-------- Given data --------
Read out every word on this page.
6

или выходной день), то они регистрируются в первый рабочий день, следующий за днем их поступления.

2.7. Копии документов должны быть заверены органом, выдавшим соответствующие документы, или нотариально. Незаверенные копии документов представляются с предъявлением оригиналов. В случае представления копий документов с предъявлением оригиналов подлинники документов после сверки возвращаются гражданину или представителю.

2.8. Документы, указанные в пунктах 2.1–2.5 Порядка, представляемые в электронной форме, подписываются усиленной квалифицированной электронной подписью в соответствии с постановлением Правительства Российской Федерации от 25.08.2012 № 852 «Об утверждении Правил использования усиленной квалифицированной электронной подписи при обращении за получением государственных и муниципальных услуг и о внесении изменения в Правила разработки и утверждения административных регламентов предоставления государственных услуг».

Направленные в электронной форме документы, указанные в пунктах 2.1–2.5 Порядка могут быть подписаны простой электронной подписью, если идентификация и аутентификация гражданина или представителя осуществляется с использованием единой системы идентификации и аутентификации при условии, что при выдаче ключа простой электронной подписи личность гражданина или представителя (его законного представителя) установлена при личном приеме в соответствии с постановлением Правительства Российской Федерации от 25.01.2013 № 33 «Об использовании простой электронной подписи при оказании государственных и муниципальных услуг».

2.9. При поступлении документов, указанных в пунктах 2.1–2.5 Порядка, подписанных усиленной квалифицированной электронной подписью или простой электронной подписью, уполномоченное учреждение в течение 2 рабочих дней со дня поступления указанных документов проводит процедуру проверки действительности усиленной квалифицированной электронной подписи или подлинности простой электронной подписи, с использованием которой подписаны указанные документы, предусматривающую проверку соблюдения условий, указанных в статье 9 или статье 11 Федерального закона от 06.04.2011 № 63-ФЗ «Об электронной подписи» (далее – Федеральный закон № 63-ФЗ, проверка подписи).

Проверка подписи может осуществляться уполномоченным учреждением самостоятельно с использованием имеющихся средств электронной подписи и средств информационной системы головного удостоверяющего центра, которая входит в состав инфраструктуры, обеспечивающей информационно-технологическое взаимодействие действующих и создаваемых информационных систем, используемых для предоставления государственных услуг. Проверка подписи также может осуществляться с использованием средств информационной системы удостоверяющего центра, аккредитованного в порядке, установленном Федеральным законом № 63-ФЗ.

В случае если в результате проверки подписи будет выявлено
--------
All of the data needs to be reproduced exactly, with no line missing.

Read out every word on this page.
6

или выходной день), то они регистрируются в первый рабочий день, следующий за днем их поступления.

2.7. Копии документов должны быть заверены органом, выдавшим соответствующие документы, или нотариально. Незаверенные копии документов представляются с предъявлением оригиналов. В случае представления копий документов с предъявлением оригиналов подлинники документов после сверки возвращаются гражданину или представителю.

2.8. Документы, указанные в пунктах 2.1–2.5 Порядка, представляемые в электронной форме, подписываются усиленной квалифицированной электронной подписью в соответствии с постановлением Правительства Российской Федерации от 25.08.2012 № 852 «Об утверждении Правил использования усиленной квалифицированной электронной подписи при обращении за получением государственных и муниципальных услуг и о внесении изменения в Правила разработки и утверждения административных регламентов предоставления государственных услуг».

Направленные в электронной форме документы, указанные в пунктах 2.1–2.5 Порядка могут быть подписаны простой электронной подписью, если идентификация и аутентификация гражданина или представителя осуществляется с использованием единой системы идентификации и аутентификации при условии, что при выдаче ключа простой электронной подписи личность гражданина или представителя (его законного представителя) установлена при личном приеме в соответствии с постановлением Правительства Российской Федерации от 25.01.2013 № 33 «Об использовании простой электронной подписи при оказании государственных и муниципальных услуг».

2.9. При поступлении документов, указанных в пунктах 2.1–2.5 Порядка, подписанных усиленной квалифицированной электронной подписью или простой электронной подписью, уполномоченное учреждение в течение 2 рабочих дней со дня поступления указанных документов проводит процедуру проверки действительности усиленной квалифицированной электронной подписи или подлинности простой электронной подписи, с использованием которой подписаны указанные документы, предусматривающую проверку соблюдения условий, указанных в статье 9 или статье 11 Федерального закона от 06.04.2011 № 63-ФЗ «Об электронной подписи» (далее – Федеральный закон № 63-ФЗ, проверка подписи).

Проверка подписи может осуществляться уполномоченным учреждением самостоятельно с использованием имеющихся средств электронной подписи и средств информационной системы головного удостоверяющего центра, которая входит в состав инфраструктуры, обеспечивающей информационно-технологическое взаимодействие действующих и создаваемых информационных систем, используемых для предоставления государственных услуг. Проверка подписи также может осуществляться с использованием средств информационной системы удостоверяющего центра, аккредитованного в порядке, установленном Федеральным законом № 63-ФЗ.

В случае если в результате проверки подписи будет выявлено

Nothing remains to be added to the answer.